**WHAT IS REQUIRED:** Scan the records for the string "Sprint"; copy each line where it occurs.
◆ ◆ ◆ ◆
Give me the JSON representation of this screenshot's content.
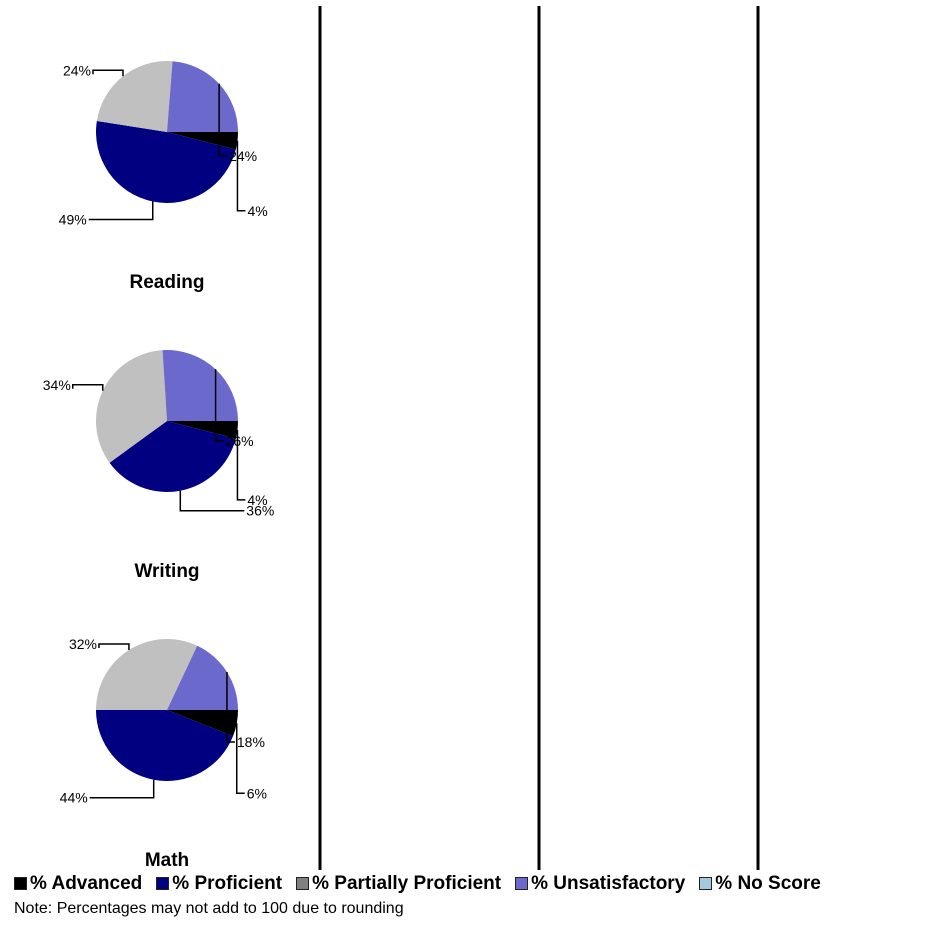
{
  "chart_data": {
    "type": "pie",
    "colors": {
      "% Advanced": "#000000",
      "% Proficient": "#000080",
      "% Partially Proficient": "#c0c0c0",
      "% Unsatisfactory": "#6b69cc",
      "% No Score": "#a6c8de"
    },
    "legend": [
      {
        "name": "% Advanced",
        "color": "#000000"
      },
      {
        "name": "% Proficient",
        "color": "#000080"
      },
      {
        "name": "% Partially Proficient",
        "color": "#808080"
      },
      {
        "name": "% Unsatisfactory",
        "color": "#6b69cc"
      },
      {
        "name": "% No Score",
        "color": "#a6c8de"
      }
    ],
    "legend_position": "bottom",
    "charts": [
      {
        "title": "Reading",
        "slices": [
          {
            "name": "% Advanced",
            "value": 4,
            "label": "4%"
          },
          {
            "name": "% Proficient",
            "value": 49,
            "label": "49%"
          },
          {
            "name": "% Partially Proficient",
            "value": 24,
            "label": "24%"
          },
          {
            "name": "% Unsatisfactory",
            "value": 24,
            "label": "24%"
          }
        ]
      },
      {
        "title": "Writing",
        "slices": [
          {
            "name": "% Advanced",
            "value": 4,
            "label": "4%"
          },
          {
            "name": "% Proficient",
            "value": 36,
            "label": "36%"
          },
          {
            "name": "% Partially Proficient",
            "value": 34,
            "label": "34%"
          },
          {
            "name": "% Unsatisfactory",
            "value": 26,
            "label": "26%"
          }
        ]
      },
      {
        "title": "Math",
        "slices": [
          {
            "name": "% Advanced",
            "value": 6,
            "label": "6%"
          },
          {
            "name": "% Proficient",
            "value": 44,
            "label": "44%"
          },
          {
            "name": "% Partially Proficient",
            "value": 32,
            "label": "32%"
          },
          {
            "name": "% Unsatisfactory",
            "value": 18,
            "label": "18%"
          }
        ]
      }
    ]
  },
  "note": "Note: Percentages may not add to 100 due to rounding"
}
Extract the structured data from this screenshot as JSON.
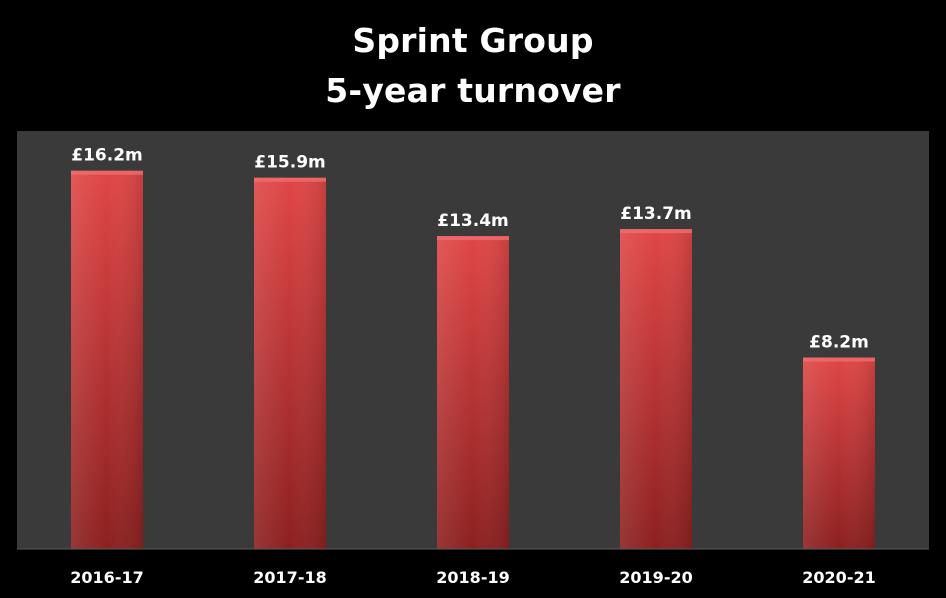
{
  "title_lines": [
    "Sprint Group",
    "5-year turnover"
  ],
  "chart_data": {
    "type": "bar",
    "title": "Sprint Group 5-year turnover",
    "categories": [
      "2016-17",
      "2017-18",
      "2018-19",
      "2019-20",
      "2020-21"
    ],
    "values": [
      16.2,
      15.9,
      13.4,
      13.7,
      8.2
    ],
    "data_labels": [
      "£16.2m",
      "£15.9m",
      "£13.4m",
      "£13.7m",
      "£8.2m"
    ],
    "unit": "£m",
    "xlabel": "",
    "ylabel": "",
    "ylim": [
      0,
      18
    ],
    "grid": false,
    "legend": "none",
    "colors": {
      "background": "#000000",
      "plot_area": "#3a3a3a",
      "bar_top": "#e04646",
      "bar_bottom": "#8c2020",
      "text": "#ffffff"
    }
  }
}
◆ ◆ ◆ ◆
**COMPLETED TASK:**
    "Sprint Group",
    "title": "Sprint Group 5-year turnover",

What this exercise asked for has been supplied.